> [Available data]:

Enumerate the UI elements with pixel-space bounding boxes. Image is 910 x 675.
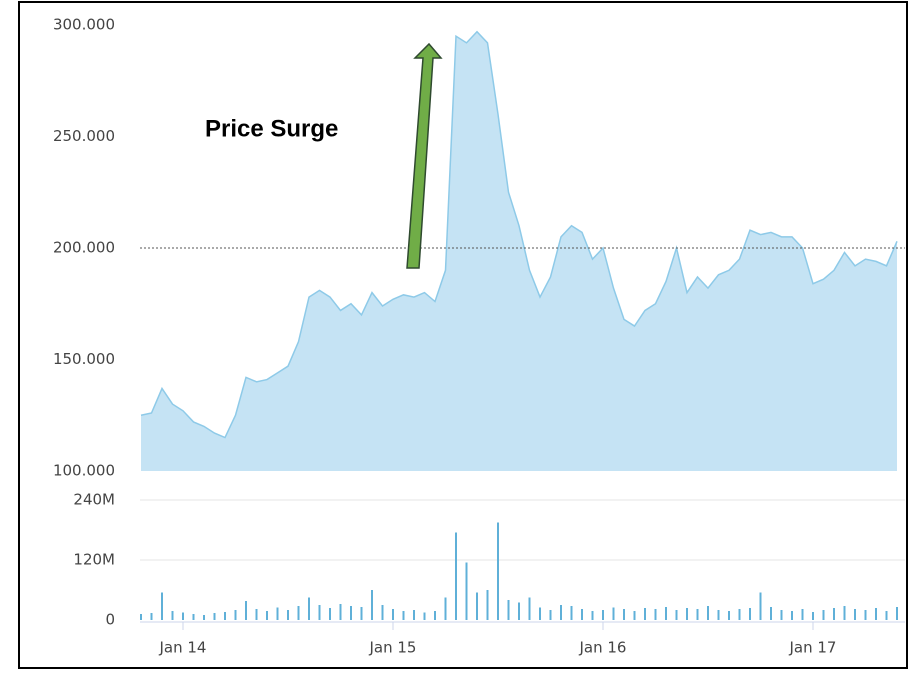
bar xyxy=(707,606,709,620)
bar xyxy=(549,610,552,620)
bar xyxy=(455,532,457,620)
bar xyxy=(570,606,573,620)
bar xyxy=(444,597,447,620)
frame xyxy=(18,1,908,669)
bar xyxy=(140,614,142,620)
bar xyxy=(245,601,247,620)
bar xyxy=(339,604,342,620)
bar xyxy=(203,615,205,620)
bar xyxy=(833,608,835,620)
y-tick-label: 200.000 xyxy=(53,239,115,257)
bar xyxy=(224,612,226,620)
bar xyxy=(591,611,594,620)
bar xyxy=(633,611,636,620)
bar xyxy=(402,611,405,620)
x-tick-label: Jan 16 xyxy=(579,639,627,657)
x-tick-label: Jan 14 xyxy=(159,639,207,657)
y-tick-label: 300.000 xyxy=(53,16,115,34)
bar xyxy=(717,610,720,620)
bar xyxy=(896,607,898,620)
bar xyxy=(539,607,541,620)
bar xyxy=(497,522,499,620)
bar xyxy=(875,608,877,620)
bar xyxy=(329,608,331,620)
bar xyxy=(213,613,216,620)
bar xyxy=(602,610,604,620)
x-tick-label: Jan 17 xyxy=(789,639,837,657)
bar xyxy=(297,606,300,620)
bar xyxy=(864,610,867,620)
bar xyxy=(192,614,195,620)
bar xyxy=(812,612,814,620)
bar xyxy=(392,609,394,620)
bar xyxy=(234,610,237,620)
bar xyxy=(465,562,468,620)
bar xyxy=(423,612,426,620)
bar xyxy=(749,608,751,620)
y-tick-label: 240M xyxy=(73,491,115,509)
bar xyxy=(770,607,772,620)
bar xyxy=(476,592,478,620)
bar xyxy=(780,610,783,620)
x-tick-label: Jan 15 xyxy=(369,639,417,657)
bar xyxy=(518,602,520,620)
bar xyxy=(801,609,804,620)
y-tick-label: 100.000 xyxy=(53,462,115,480)
bar xyxy=(413,610,415,620)
bar xyxy=(822,610,825,620)
y-tick-label: 0 xyxy=(105,611,115,629)
bar xyxy=(255,609,258,620)
annotation: Price Surge xyxy=(205,115,338,142)
bar xyxy=(161,592,163,620)
bar xyxy=(581,609,583,620)
line xyxy=(140,30,898,439)
bar xyxy=(276,607,279,620)
bar xyxy=(612,607,615,620)
bar xyxy=(371,590,373,620)
bar xyxy=(644,608,646,620)
bar xyxy=(854,609,856,620)
bar xyxy=(528,597,531,620)
bar xyxy=(738,609,741,620)
bar xyxy=(381,605,384,620)
bar xyxy=(696,609,699,620)
bar xyxy=(560,605,562,620)
bar xyxy=(182,612,184,620)
area xyxy=(141,31,897,471)
arrow xyxy=(406,42,443,269)
bar xyxy=(150,613,153,620)
bar xyxy=(675,610,678,620)
bar xyxy=(654,609,657,620)
bar xyxy=(843,606,846,620)
bar xyxy=(308,597,310,620)
y-tick-label: 250.000 xyxy=(53,127,115,145)
bar xyxy=(486,590,489,620)
bar xyxy=(665,607,667,620)
bar xyxy=(507,600,510,620)
bar xyxy=(623,609,625,620)
bar xyxy=(350,606,352,620)
bar xyxy=(360,607,363,620)
bar xyxy=(686,608,688,620)
bar xyxy=(266,611,268,620)
bar xyxy=(728,611,730,620)
bar xyxy=(791,611,793,620)
bar xyxy=(287,610,289,620)
bar xyxy=(434,611,436,620)
y-tick-label: 120M xyxy=(73,551,115,569)
bar xyxy=(318,605,321,620)
bar xyxy=(759,592,762,620)
bar xyxy=(171,611,174,620)
y-tick-label: 150.000 xyxy=(53,350,115,368)
bar xyxy=(885,611,888,620)
plot: 100.000 150.000 200.000 250.000 300.000 0 120M… xyxy=(53,16,905,657)
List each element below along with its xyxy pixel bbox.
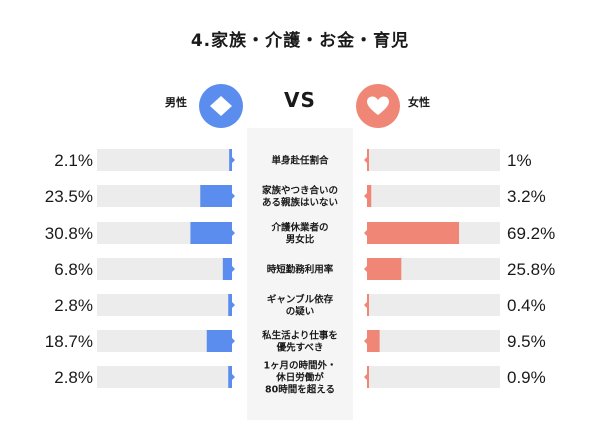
female-bar-tip <box>364 193 367 199</box>
vs-label: VS <box>284 88 316 112</box>
chart-title: 4.家族・介護・お金・育児 <box>190 31 410 51</box>
category-label: 私生活より仕事を優先すべき <box>261 330 338 354</box>
female-bar-tip <box>364 266 367 272</box>
female-bar-tip <box>364 157 367 163</box>
male-track <box>97 149 232 171</box>
male-bar <box>206 330 232 352</box>
female-bar <box>367 185 372 207</box>
female-track <box>367 330 500 352</box>
male-bar-tip <box>232 230 235 236</box>
female-value-label: 9.5% <box>507 332 546 351</box>
category-label: 単身赴任割合 <box>271 155 329 167</box>
female-bar-tip <box>364 230 367 236</box>
male-bar <box>222 258 232 280</box>
category-label: ギャンブル依存の疑い <box>267 294 334 318</box>
female-heart-icon <box>356 84 400 128</box>
male-track <box>97 330 232 352</box>
male-value-label: 6.8% <box>54 260 93 279</box>
male-bar-tip <box>232 338 235 344</box>
male-bar-tip <box>232 266 235 272</box>
male-value-label: 30.8% <box>45 224 93 243</box>
male-track <box>97 366 232 388</box>
category-panel <box>247 128 353 420</box>
male-value-label: 2.1% <box>54 151 93 170</box>
male-value-label: 23.5% <box>45 187 93 206</box>
female-track <box>367 185 500 207</box>
female-bar-tip <box>364 302 367 308</box>
male-track <box>97 294 232 316</box>
male-bar <box>229 149 232 171</box>
female-bar <box>367 258 402 280</box>
category-label: 1ヶ月の時間外・休日労働が 80時間を超える <box>263 360 336 396</box>
male-bar <box>190 222 232 244</box>
category-label: 家族やつき合いのある親族はいない <box>262 185 338 209</box>
female-value-label: 1% <box>507 151 532 170</box>
female-bar <box>367 330 380 352</box>
female-bar <box>367 366 369 388</box>
male-track <box>97 258 232 280</box>
female-track <box>367 294 500 316</box>
male-legend-label: 男性 <box>165 96 187 109</box>
female-track <box>367 366 500 388</box>
female-bar <box>367 222 460 244</box>
female-track <box>367 149 500 171</box>
female-value-label: 0.9% <box>507 368 546 387</box>
category-label: 時短勤務利用率 <box>267 264 334 276</box>
female-bar-tip <box>364 374 367 380</box>
male-value-label: 2.8% <box>54 296 93 315</box>
male-bar-tip <box>232 157 235 163</box>
female-value-label: 0.4% <box>507 296 546 315</box>
male-bar <box>228 366 232 388</box>
male-bar <box>200 185 232 207</box>
female-legend-label: 女性 <box>408 96 430 109</box>
male-bar-tip <box>232 374 235 380</box>
female-bar <box>367 149 369 171</box>
male-value-label: 2.8% <box>54 368 93 387</box>
female-value-label: 25.8% <box>507 260 555 279</box>
male-track <box>97 185 232 207</box>
category-label: 介護休業者の男女比 <box>270 222 328 246</box>
male-bar-tip <box>232 302 235 308</box>
female-value-label: 69.2% <box>507 224 555 243</box>
male-value-label: 18.7% <box>45 332 93 351</box>
female-value-label: 3.2% <box>507 187 546 206</box>
female-bar-tip <box>364 338 367 344</box>
male-diamond-icon <box>199 84 243 128</box>
male-bar <box>228 294 232 316</box>
male-bar-tip <box>232 193 235 199</box>
female-bar <box>367 294 369 316</box>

> [Exercise goal]:
Render every line of the records above as a JSON list of strings, one string per line, with blank lines omitted. Leave the pictures out of the answer.

> [Output of the task]:
[
  "Enumerate the UI elements with pixel-space bounding boxes. Image is 910 x 675.",
  "bar xyxy=(707,606,709,620)",
  "bar xyxy=(549,610,552,620)",
  "bar xyxy=(455,532,457,620)",
  "bar xyxy=(570,606,573,620)",
  "bar xyxy=(444,597,447,620)",
  "frame xyxy=(18,1,908,669)",
  "bar xyxy=(140,614,142,620)",
  "bar xyxy=(245,601,247,620)",
  "bar xyxy=(339,604,342,620)",
  "bar xyxy=(203,615,205,620)",
  "bar xyxy=(833,608,835,620)",
  "y-tick-label: 200.000 xyxy=(53,239,115,257)",
  "bar xyxy=(224,612,226,620)",
  "bar xyxy=(591,611,594,620)",
  "bar xyxy=(633,611,636,620)",
  "bar xyxy=(402,611,405,620)",
  "x-tick-label: Jan 16 xyxy=(579,639,627,657)",
  "x-tick-label: Jan 14 xyxy=(159,639,207,657)",
  "y-tick-label: 300.000 xyxy=(53,16,115,34)",
  "bar xyxy=(717,610,720,620)",
  "bar xyxy=(896,607,898,620)",
  "bar xyxy=(539,607,541,620)",
  "bar xyxy=(497,522,499,620)",
  "bar xyxy=(875,608,877,620)",
  "bar xyxy=(329,608,331,620)",
  "bar xyxy=(213,613,216,620)",
  "bar xyxy=(602,610,604,620)",
  "x-tick-label: Jan 17 xyxy=(789,639,837,657)",
  "bar xyxy=(297,606,300,620)",
  "bar xyxy=(864,610,867,620)",
  "bar xyxy=(192,614,195,620)",
  "bar xyxy=(812,612,814,620)",
  "bar xyxy=(392,609,394,620)",
  "bar xyxy=(234,610,237,620)",
  "bar xyxy=(465,562,468,620)",
  "bar xyxy=(423,612,426,620)",
  "bar xyxy=(749,608,751,620)",
  "y-tick-label: 240M xyxy=(73,491,115,509)",
  "bar xyxy=(770,607,772,620)",
  "bar xyxy=(476,592,478,620)",
  "bar xyxy=(780,610,783,620)",
  "x-tick-label: Jan 15 xyxy=(369,639,417,657)",
  "bar xyxy=(518,602,520,620)",
  "bar xyxy=(801,609,804,620)",
  "y-tick-label: 100.000 xyxy=(53,462,115,480)",
  "bar xyxy=(413,610,415,620)",
  "bar xyxy=(822,610,825,620)",
  "y-tick-label: 0 xyxy=(105,611,115,629)",
  "bar xyxy=(255,609,258,620)",
  "annotation: Price Surge xyxy=(205,115,338,142)",
  "bar xyxy=(161,592,163,620)",
  "bar xyxy=(581,609,583,620)",
  "line xyxy=(140,30,898,439)",
  "bar xyxy=(276,607,279,620)",
  "bar xyxy=(612,607,615,620)",
  "bar xyxy=(371,590,373,620)",
  "bar xyxy=(644,608,646,620)",
  "bar xyxy=(854,609,856,620)",
  "bar xyxy=(528,597,531,620)",
  "bar xyxy=(738,609,741,620)",
  "bar xyxy=(381,605,384,620)",
  "bar xyxy=(696,609,699,620)",
  "bar xyxy=(560,605,562,620)",
  "bar xyxy=(182,612,184,620)",
  "area xyxy=(141,31,897,471)",
  "arrow xyxy=(406,42,443,269)",
  "bar xyxy=(150,613,153,620)",
  "bar xyxy=(675,610,678,620)",
  "bar xyxy=(654,609,657,620)",
  "bar xyxy=(843,606,846,620)",
  "bar xyxy=(308,597,310,620)",
  "y-tick-label: 250.000 xyxy=(53,127,115,145)",
  "bar xyxy=(486,590,489,620)",
  "bar xyxy=(665,607,667,620)",
  "bar xyxy=(507,600,510,620)",
  "bar xyxy=(623,609,625,620)",
  "bar xyxy=(350,606,352,620)",
  "bar xyxy=(360,607,363,620)",
  "bar xyxy=(686,608,688,620)",
  "bar xyxy=(266,611,268,620)",
  "bar xyxy=(728,611,730,620)",
  "bar xyxy=(791,611,793,620)",
  "bar xyxy=(287,610,289,620)",
  "bar xyxy=(434,611,436,620)",
  "y-tick-label: 120M xyxy=(73,551,115,569)",
  "bar xyxy=(318,605,321,620)",
  "bar xyxy=(759,592,762,620)",
  "bar xyxy=(171,611,174,620)",
  "y-tick-label: 150.000 xyxy=(53,350,115,368)",
  "bar xyxy=(885,611,888,620)",
  "plot: 100.000 150.000 200.000 250.000 300.000 0 120M… xyxy=(53,16,905,657)",
  "List each element below along with its xyxy pixel bbox.",
  "female-bar-tip <box>364 193 367 199</box>",
  "vs-label: VS <box>284 88 316 112</box>",
  "chart-title: 4.家族・介護・お金・育児 <box>190 31 410 51</box>",
  "category-label: 私生活より仕事を優先すべき <box>261 330 338 354</box>",
  "female-bar-tip <box>364 266 367 272</box>",
  "female-bar-tip <box>364 157 367 163</box>",
  "male-track <box>97 149 232 171</box>",
  "male-bar <box>206 330 232 352</box>",
  "female-bar <box>367 185 372 207</box>",
  "female-track <box>367 330 500 352</box>",
  "male-bar-tip <box>232 230 235 236</box>",
  "female-value-label: 9.5% <box>507 332 546 351</box>",
  "category-label: 単身赴任割合 <box>271 155 329 167</box>",
  "female-bar-tip <box>364 230 367 236</box>",
  "male-bar <box>222 258 232 280</box>",
  "category-label: ギャンブル依存の疑い <box>267 294 334 318</box>",
  "female-heart-icon <box>356 84 400 128</box>",
  "male-track <box>97 330 232 352</box>",
  "male-value-label: 6.8% <box>54 260 93 279</box>",
  "male-bar-tip <box>232 338 235 344</box>",
  "male-bar-tip <box>232 266 235 272</box>",
  "male-value-label: 30.8% <box>45 224 93 243</box>",
  "male-track <box>97 366 232 388</box>",
  "category-panel <box>247 128 353 420</box>",
  "male-value-label: 2.1% <box>54 151 93 170</box>",
  "male-value-label: 23.5% <box>45 187 93 206</box>",
  "female-track <box>367 185 500 207</box>",
  "female-bar-tip <box>364 302 367 308</box>",
  "male-track <box>97 294 232 316</box>",
  "male-bar <box>229 149 232 171</box>",
  "female-bar <box>367 258 402 280</box>",
  "category-label: 1ヶ月の時間外・休日労働が 80時間を超える <box>263 360 336 396</box>",
  "male-bar <box>190 222 232 244</box>",
  "category-label: 家族やつき合いのある親族はいない <box>262 185 338 209</box>",
  "female-value-label: 1% <box>507 151 532 170</box>",
  "female-bar <box>367 330 380 352</box>",
  "female-bar <box>367 366 369 388</box>",
  "male-track <box>97 258 232 280</box>",
  "female-track <box>367 294 500 316</box>",
  "male-legend-label: 男性 <box>165 96 187 109</box>",
  "female-track <box>367 366 500 388</box>",
  "female-bar <box>367 222 460 244</box>",
  "female-track <box>367 149 500 171</box>",
  "female-value-label: 0.9% <box>507 368 546 387</box>",
  "category-label: 時短勤務利用率 <box>267 264 334 276</box>",
  "female-bar-tip <box>364 374 367 380</box>",
  "male-value-label: 2.8% <box>54 296 93 315</box>",
  "male-bar-tip <box>232 157 235 163</box>",
  "female-value-label: 0.4% <box>507 296 546 315</box>",
  "male-bar <box>228 366 232 388</box>",
  "male-bar <box>200 185 232 207</box>",
  "female-legend-label: 女性 <box>408 96 430 109</box>",
  "male-bar-tip <box>232 374 235 380</box>",
  "female-bar <box>367 149 369 171</box>",
  "male-value-label: 2.8% <box>54 368 93 387</box>",
  "female-value-label: 25.8% <box>507 260 555 279</box>",
  "male-track <box>97 185 232 207</box>",
  "category-label: 介護休業者の男女比 <box>270 222 328 246</box>",
  "male-bar-tip <box>232 302 235 308</box>",
  "female-value-label: 69.2% <box>507 224 555 243</box>",
  "male-value-label: 18.7% <box>45 332 93 351</box>",
  "female-value-label: 3.2% <box>507 187 546 206</box>",
  "female-bar-tip <box>364 338 367 344</box>",
  "male-diamond-icon <box>199 84 243 128</box>",
  "male-bar <box>228 294 232 316</box>",
  "male-bar-tip <box>232 193 235 199</box>",
  "female-bar <box>367 294 369 316</box>"
]